**Short problem**
Find the line that contains "OCR this image." and print it and every line after it, exactly, please.

** BEGIN **

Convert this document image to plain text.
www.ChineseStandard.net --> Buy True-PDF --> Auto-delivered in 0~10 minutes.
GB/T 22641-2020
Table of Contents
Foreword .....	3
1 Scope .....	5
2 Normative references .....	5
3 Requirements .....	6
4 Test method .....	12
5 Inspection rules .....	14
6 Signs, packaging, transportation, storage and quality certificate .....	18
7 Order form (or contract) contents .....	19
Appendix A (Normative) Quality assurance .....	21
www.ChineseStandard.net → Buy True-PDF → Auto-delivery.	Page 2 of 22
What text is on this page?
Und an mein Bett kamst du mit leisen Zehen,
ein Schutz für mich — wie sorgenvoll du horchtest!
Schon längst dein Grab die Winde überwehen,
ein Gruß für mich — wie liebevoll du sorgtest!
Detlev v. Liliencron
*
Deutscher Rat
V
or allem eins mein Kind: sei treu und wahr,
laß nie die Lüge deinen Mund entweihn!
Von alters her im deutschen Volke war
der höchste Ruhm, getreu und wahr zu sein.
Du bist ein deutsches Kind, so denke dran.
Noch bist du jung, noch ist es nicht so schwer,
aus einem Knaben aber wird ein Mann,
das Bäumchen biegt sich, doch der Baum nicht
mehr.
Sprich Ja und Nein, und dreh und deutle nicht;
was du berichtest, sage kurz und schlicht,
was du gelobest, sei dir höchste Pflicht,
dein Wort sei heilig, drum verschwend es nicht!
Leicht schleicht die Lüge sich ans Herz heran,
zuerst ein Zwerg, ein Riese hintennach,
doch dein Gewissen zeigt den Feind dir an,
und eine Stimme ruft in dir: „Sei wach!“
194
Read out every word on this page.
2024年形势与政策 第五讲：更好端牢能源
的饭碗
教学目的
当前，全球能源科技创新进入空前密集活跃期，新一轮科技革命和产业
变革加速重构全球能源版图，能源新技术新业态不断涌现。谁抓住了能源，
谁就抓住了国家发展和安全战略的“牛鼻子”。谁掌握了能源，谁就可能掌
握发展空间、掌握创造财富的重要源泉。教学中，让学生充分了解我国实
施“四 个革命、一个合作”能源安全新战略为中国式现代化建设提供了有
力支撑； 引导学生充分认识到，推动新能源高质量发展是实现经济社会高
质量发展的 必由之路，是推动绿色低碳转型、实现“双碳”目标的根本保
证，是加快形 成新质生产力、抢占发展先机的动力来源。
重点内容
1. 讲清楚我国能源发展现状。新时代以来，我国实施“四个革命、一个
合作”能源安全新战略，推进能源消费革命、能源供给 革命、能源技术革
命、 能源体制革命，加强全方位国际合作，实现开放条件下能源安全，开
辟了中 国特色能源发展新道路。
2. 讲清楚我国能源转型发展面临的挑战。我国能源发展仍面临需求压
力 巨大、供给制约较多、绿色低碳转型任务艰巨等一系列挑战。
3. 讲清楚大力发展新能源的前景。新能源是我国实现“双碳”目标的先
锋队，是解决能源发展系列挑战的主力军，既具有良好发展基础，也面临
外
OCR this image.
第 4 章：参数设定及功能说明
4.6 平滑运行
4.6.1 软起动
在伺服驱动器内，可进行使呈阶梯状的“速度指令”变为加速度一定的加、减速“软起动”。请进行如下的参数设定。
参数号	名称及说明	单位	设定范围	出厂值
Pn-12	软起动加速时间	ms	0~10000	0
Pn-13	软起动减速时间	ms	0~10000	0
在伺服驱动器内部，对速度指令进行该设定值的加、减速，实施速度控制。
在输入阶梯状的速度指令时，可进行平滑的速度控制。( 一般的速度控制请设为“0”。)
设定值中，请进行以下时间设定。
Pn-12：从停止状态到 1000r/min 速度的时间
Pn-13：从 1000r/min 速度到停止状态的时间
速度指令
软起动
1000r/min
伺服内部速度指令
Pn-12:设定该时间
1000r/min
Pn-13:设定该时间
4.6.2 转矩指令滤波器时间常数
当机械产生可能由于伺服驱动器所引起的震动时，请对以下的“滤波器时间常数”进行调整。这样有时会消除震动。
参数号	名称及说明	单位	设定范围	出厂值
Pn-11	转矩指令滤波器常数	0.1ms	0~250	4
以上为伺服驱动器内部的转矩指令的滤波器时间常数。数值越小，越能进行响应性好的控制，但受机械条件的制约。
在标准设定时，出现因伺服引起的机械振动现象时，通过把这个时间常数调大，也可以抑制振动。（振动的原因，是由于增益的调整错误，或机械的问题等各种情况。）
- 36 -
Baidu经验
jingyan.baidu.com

** END **

**Finished answer**
OCR this image.
第 4 章：参数设定及功能说明
4.6 平滑运行
4.6.1 软起动
在伺服驱动器内，可进行使呈阶梯状的“速度指令”变为加速度一定的加、减速“软起动”。请进行如下的参数设定。
参数号	名称及说明	单位	设定范围	出厂值
Pn-12	软起动加速时间	ms	0~10000	0
Pn-13	软起动减速时间	ms	0~10000	0
在伺服驱动器内部，对速度指令进行该设定值的加、减速，实施速度控制。
在输入阶梯状的速度指令时，可进行平滑的速度控制。( 一般的速度控制请设为“0”。)
设定值中，请进行以下时间设定。
Pn-12：从停止状态到 1000r/min 速度的时间
Pn-13：从 1000r/min 速度到停止状态的时间
速度指令
软起动
1000r/min
伺服内部速度指令
Pn-12:设定该时间
1000r/min
Pn-13:设定该时间
4.6.2 转矩指令滤波器时间常数
当机械产生可能由于伺服驱动器所引起的震动时，请对以下的“滤波器时间常数”进行调整。这样有时会消除震动。
参数号	名称及说明	单位	设定范围	出厂值
Pn-11	转矩指令滤波器常数	0.1ms	0~250	4
以上为伺服驱动器内部的转矩指令的滤波器时间常数。数值越小，越能进行响应性好的控制，但受机械条件的制约。
在标准设定时，出现因伺服引起的机械振动现象时，通过把这个时间常数调大，也可以抑制振动。（振动的原因，是由于增益的调整错误，或机械的问题等各种情况。）
- 36 -
Baidu经验
jingyan.baidu.com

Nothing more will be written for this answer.